(Saved data entries)
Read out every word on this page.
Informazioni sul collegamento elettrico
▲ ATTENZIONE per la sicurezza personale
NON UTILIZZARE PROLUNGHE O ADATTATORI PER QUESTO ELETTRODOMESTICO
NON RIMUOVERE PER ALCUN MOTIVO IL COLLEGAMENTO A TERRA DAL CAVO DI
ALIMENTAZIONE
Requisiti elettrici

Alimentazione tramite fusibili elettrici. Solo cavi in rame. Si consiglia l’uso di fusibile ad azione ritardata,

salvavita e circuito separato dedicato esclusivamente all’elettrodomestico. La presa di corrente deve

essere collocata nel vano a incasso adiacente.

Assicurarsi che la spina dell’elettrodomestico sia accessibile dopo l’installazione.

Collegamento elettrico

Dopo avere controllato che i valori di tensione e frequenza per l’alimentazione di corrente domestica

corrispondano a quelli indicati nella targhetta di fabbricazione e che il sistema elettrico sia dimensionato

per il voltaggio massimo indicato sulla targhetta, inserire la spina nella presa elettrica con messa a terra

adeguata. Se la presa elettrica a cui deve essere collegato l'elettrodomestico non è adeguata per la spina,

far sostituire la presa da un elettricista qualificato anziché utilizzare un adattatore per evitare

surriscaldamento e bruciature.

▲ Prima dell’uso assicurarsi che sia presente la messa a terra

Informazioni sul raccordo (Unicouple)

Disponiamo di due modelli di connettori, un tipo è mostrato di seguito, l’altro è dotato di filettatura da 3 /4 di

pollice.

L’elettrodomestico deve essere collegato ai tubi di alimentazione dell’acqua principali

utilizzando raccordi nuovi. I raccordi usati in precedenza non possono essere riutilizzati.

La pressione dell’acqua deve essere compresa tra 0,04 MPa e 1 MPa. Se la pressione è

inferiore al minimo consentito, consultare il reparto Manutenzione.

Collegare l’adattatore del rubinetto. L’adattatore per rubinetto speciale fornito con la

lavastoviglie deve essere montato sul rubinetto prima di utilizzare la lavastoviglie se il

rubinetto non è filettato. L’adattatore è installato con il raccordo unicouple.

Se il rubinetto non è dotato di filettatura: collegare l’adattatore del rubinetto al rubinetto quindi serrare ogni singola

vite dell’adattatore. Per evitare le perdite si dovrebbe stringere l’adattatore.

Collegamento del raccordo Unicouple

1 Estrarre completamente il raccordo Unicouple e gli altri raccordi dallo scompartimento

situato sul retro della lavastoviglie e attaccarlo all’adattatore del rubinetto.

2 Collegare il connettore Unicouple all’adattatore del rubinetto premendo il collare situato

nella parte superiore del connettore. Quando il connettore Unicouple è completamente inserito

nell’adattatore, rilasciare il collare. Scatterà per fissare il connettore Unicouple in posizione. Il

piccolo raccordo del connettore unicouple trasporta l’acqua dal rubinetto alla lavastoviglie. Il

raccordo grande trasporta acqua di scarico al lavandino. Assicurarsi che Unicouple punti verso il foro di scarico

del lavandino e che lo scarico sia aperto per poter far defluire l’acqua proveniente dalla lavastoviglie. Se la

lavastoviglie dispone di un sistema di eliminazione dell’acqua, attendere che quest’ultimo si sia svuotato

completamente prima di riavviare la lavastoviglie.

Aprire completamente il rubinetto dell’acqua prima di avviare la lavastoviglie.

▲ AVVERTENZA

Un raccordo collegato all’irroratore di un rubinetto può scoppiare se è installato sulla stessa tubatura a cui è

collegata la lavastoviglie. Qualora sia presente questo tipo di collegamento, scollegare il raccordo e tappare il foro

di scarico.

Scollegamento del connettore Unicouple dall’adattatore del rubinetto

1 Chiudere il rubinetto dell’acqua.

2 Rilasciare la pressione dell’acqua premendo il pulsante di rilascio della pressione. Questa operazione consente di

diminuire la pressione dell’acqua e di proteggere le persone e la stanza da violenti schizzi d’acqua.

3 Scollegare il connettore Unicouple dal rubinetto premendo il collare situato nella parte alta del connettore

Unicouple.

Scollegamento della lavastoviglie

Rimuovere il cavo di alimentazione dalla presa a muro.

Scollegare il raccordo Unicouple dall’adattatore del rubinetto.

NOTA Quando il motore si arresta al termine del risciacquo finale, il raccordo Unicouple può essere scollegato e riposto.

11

- Task directions
Return every entry exactly as given.

- Reply
Read out every word on this page.
Informazioni sul collegamento elettrico
▲ ATTENZIONE per la sicurezza personale
NON UTILIZZARE PROLUNGHE O ADATTATORI PER QUESTO ELETTRODOMESTICO
NON RIMUOVERE PER ALCUN MOTIVO IL COLLEGAMENTO A TERRA DAL CAVO DI
ALIMENTAZIONE
Requisiti elettrici

Alimentazione tramite fusibili elettrici. Solo cavi in rame. Si consiglia l’uso di fusibile ad azione ritardata,

salvavita e circuito separato dedicato esclusivamente all’elettrodomestico. La presa di corrente deve

essere collocata nel vano a incasso adiacente.

Assicurarsi che la spina dell’elettrodomestico sia accessibile dopo l’installazione.

Collegamento elettrico

Dopo avere controllato che i valori di tensione e frequenza per l’alimentazione di corrente domestica

corrispondano a quelli indicati nella targhetta di fabbricazione e che il sistema elettrico sia dimensionato

per il voltaggio massimo indicato sulla targhetta, inserire la spina nella presa elettrica con messa a terra

adeguata. Se la presa elettrica a cui deve essere collegato l'elettrodomestico non è adeguata per la spina,

far sostituire la presa da un elettricista qualificato anziché utilizzare un adattatore per evitare

surriscaldamento e bruciature.

▲ Prima dell’uso assicurarsi che sia presente la messa a terra

Informazioni sul raccordo (Unicouple)

Disponiamo di due modelli di connettori, un tipo è mostrato di seguito, l’altro è dotato di filettatura da 3 /4 di

pollice.

L’elettrodomestico deve essere collegato ai tubi di alimentazione dell’acqua principali

utilizzando raccordi nuovi. I raccordi usati in precedenza non possono essere riutilizzati.

La pressione dell’acqua deve essere compresa tra 0,04 MPa e 1 MPa. Se la pressione è

inferiore al minimo consentito, consultare il reparto Manutenzione.

Collegare l’adattatore del rubinetto. L’adattatore per rubinetto speciale fornito con la

lavastoviglie deve essere montato sul rubinetto prima di utilizzare la lavastoviglie se il

rubinetto non è filettato. L’adattatore è installato con il raccordo unicouple.

Se il rubinetto non è dotato di filettatura: collegare l’adattatore del rubinetto al rubinetto quindi serrare ogni singola

vite dell’adattatore. Per evitare le perdite si dovrebbe stringere l’adattatore.

Collegamento del raccordo Unicouple

1 Estrarre completamente il raccordo Unicouple e gli altri raccordi dallo scompartimento

situato sul retro della lavastoviglie e attaccarlo all’adattatore del rubinetto.

2 Collegare il connettore Unicouple all’adattatore del rubinetto premendo il collare situato

nella parte superiore del connettore. Quando il connettore Unicouple è completamente inserito

nell’adattatore, rilasciare il collare. Scatterà per fissare il connettore Unicouple in posizione. Il

piccolo raccordo del connettore unicouple trasporta l’acqua dal rubinetto alla lavastoviglie. Il

raccordo grande trasporta acqua di scarico al lavandino. Assicurarsi che Unicouple punti verso il foro di scarico

del lavandino e che lo scarico sia aperto per poter far defluire l’acqua proveniente dalla lavastoviglie. Se la

lavastoviglie dispone di un sistema di eliminazione dell’acqua, attendere che quest’ultimo si sia svuotato

completamente prima di riavviare la lavastoviglie.

Aprire completamente il rubinetto dell’acqua prima di avviare la lavastoviglie.

▲ AVVERTENZA

Un raccordo collegato all’irroratore di un rubinetto può scoppiare se è installato sulla stessa tubatura a cui è

collegata la lavastoviglie. Qualora sia presente questo tipo di collegamento, scollegare il raccordo e tappare il foro

di scarico.

Scollegamento del connettore Unicouple dall’adattatore del rubinetto

1 Chiudere il rubinetto dell’acqua.

2 Rilasciare la pressione dell’acqua premendo il pulsante di rilascio della pressione. Questa operazione consente di

diminuire la pressione dell’acqua e di proteggere le persone e la stanza da violenti schizzi d’acqua.

3 Scollegare il connettore Unicouple dal rubinetto premendo il collare situato nella parte alta del connettore

Unicouple.

Scollegamento della lavastoviglie

Rimuovere il cavo di alimentazione dalla presa a muro.

Scollegare il raccordo Unicouple dall’adattatore del rubinetto.

NOTA Quando il motore si arresta al termine del risciacquo finale, il raccordo Unicouple può essere scollegato e riposto.

11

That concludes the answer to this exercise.